Data extract:
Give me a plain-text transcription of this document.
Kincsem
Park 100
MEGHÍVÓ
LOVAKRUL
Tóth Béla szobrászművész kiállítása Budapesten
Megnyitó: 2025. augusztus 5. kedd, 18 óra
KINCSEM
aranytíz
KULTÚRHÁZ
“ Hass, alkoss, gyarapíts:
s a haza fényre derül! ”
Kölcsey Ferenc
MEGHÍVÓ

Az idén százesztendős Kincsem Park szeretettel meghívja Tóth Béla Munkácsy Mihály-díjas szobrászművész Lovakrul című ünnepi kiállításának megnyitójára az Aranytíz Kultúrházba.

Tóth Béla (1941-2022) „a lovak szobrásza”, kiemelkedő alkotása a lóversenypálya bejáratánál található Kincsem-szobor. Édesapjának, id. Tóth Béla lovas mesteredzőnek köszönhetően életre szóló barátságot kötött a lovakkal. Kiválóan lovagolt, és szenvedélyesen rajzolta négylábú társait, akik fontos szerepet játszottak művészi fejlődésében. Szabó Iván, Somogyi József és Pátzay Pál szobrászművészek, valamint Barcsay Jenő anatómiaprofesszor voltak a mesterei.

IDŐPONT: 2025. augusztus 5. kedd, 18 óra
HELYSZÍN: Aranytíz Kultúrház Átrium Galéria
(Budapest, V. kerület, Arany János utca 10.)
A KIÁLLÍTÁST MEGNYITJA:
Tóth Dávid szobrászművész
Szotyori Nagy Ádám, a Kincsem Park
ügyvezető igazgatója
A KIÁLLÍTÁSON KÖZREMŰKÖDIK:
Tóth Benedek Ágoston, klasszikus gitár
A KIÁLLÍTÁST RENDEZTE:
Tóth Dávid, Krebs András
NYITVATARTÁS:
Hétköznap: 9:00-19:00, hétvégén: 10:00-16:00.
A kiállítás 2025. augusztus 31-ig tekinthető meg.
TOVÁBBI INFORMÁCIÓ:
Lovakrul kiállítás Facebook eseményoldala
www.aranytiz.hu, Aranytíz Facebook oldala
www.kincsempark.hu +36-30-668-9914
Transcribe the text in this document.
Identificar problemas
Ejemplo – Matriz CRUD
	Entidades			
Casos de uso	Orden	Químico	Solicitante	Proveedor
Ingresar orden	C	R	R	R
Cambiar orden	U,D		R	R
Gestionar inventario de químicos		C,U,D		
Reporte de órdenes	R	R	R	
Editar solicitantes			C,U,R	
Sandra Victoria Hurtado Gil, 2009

Objective: Repeat each of the entries above precisely as given.

Response to the exercise:
Give me a plain-text transcription of this document.
Kincsem
Park 100
MEGHÍVÓ
LOVAKRUL
Tóth Béla szobrászművész kiállítása Budapesten
Megnyitó: 2025. augusztus 5. kedd, 18 óra
KINCSEM
aranytíz
KULTÚRHÁZ
“ Hass, alkoss, gyarapíts:
s a haza fényre derül! ”
Kölcsey Ferenc
MEGHÍVÓ

Az idén százesztendős Kincsem Park szeretettel meghívja Tóth Béla Munkácsy Mihály-díjas szobrászművész Lovakrul című ünnepi kiállításának megnyitójára az Aranytíz Kultúrházba.

Tóth Béla (1941-2022) „a lovak szobrásza”, kiemelkedő alkotása a lóversenypálya bejáratánál található Kincsem-szobor. Édesapjának, id. Tóth Béla lovas mesteredzőnek köszönhetően életre szóló barátságot kötött a lovakkal. Kiválóan lovagolt, és szenvedélyesen rajzolta négylábú társait, akik fontos szerepet játszottak művészi fejlődésében. Szabó Iván, Somogyi József és Pátzay Pál szobrászművészek, valamint Barcsay Jenő anatómiaprofesszor voltak a mesterei.

IDŐPONT: 2025. augusztus 5. kedd, 18 óra
HELYSZÍN: Aranytíz Kultúrház Átrium Galéria
(Budapest, V. kerület, Arany János utca 10.)
A KIÁLLÍTÁST MEGNYITJA:
Tóth Dávid szobrászművész
Szotyori Nagy Ádám, a Kincsem Park
ügyvezető igazgatója
A KIÁLLÍTÁSON KÖZREMŰKÖDIK:
Tóth Benedek Ágoston, klasszikus gitár
A KIÁLLÍTÁST RENDEZTE:
Tóth Dávid, Krebs András
NYITVATARTÁS:
Hétköznap: 9:00-19:00, hétvégén: 10:00-16:00.
A kiállítás 2025. augusztus 31-ig tekinthető meg.
TOVÁBBI INFORMÁCIÓ:
Lovakrul kiállítás Facebook eseményoldala
www.aranytiz.hu, Aranytíz Facebook oldala
www.kincsempark.hu +36-30-668-9914
Transcribe the text in this document.
Identificar problemas
Ejemplo – Matriz CRUD
	Entidades			
Casos de uso	Orden	Químico	Solicitante	Proveedor
Ingresar orden	C	R	R	R
Cambiar orden	U,D		R	R
Gestionar inventario de químicos		C,U,D		
Reporte de órdenes	R	R	R	
Editar solicitantes			C,U,R	
Sandra Victoria Hurtado Gil, 2009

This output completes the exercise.